• **WHAT NEEDS TO BE DONE**: Draw out every line with the word "them" from the listing below.

• **MATERIAL**:
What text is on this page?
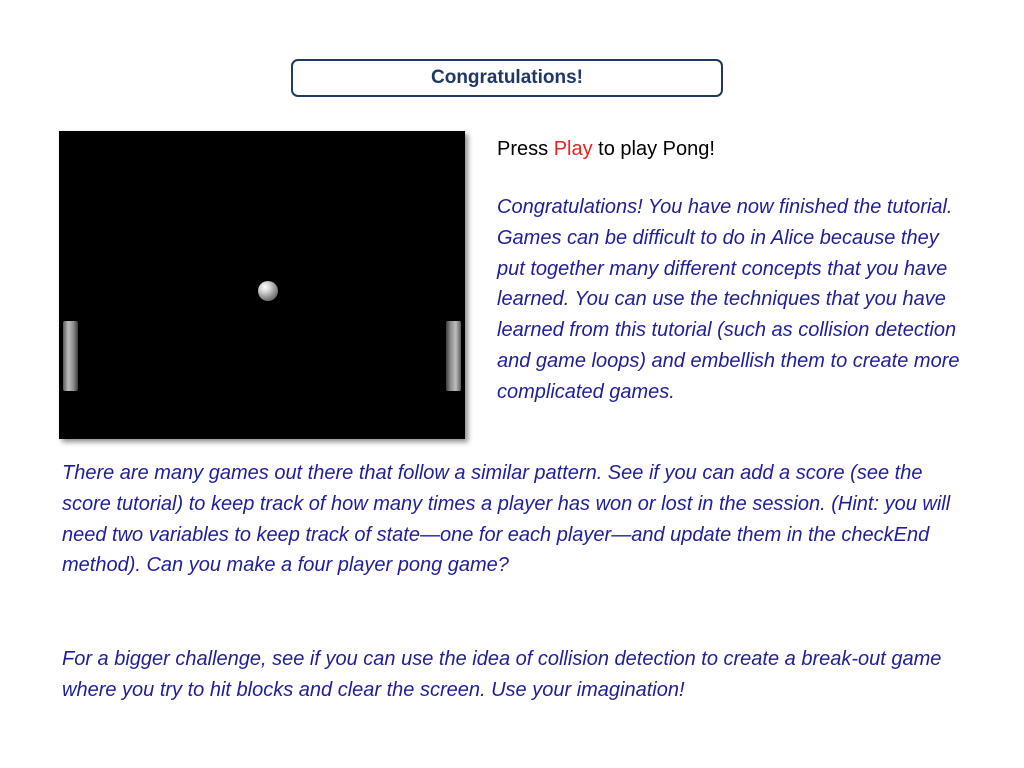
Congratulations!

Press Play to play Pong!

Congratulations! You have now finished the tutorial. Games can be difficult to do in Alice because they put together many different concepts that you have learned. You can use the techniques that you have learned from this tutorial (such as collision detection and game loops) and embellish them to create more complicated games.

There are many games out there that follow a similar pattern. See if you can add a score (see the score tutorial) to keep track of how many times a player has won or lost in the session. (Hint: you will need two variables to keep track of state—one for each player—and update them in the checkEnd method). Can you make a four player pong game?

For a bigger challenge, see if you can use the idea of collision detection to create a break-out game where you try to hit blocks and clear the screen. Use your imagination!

• **RESULT FOR THIS EXERCISE**:
Congratulations! You have now finished the tutorial. Games can be difficult to do in Alice because they put together many different concepts that you have learned. You can use the techniques that you have learned from this tutorial (such as collision detection and game loops) and embellish them to create more complicated games.
There are many games out there that follow a similar pattern. See if you can add a score (see the score tutorial) to keep track of how many times a player has won or lost in the session. (Hint: you will need two variables to keep track of state—one for each player—and update them in the checkEnd method). Can you make a four player pong game?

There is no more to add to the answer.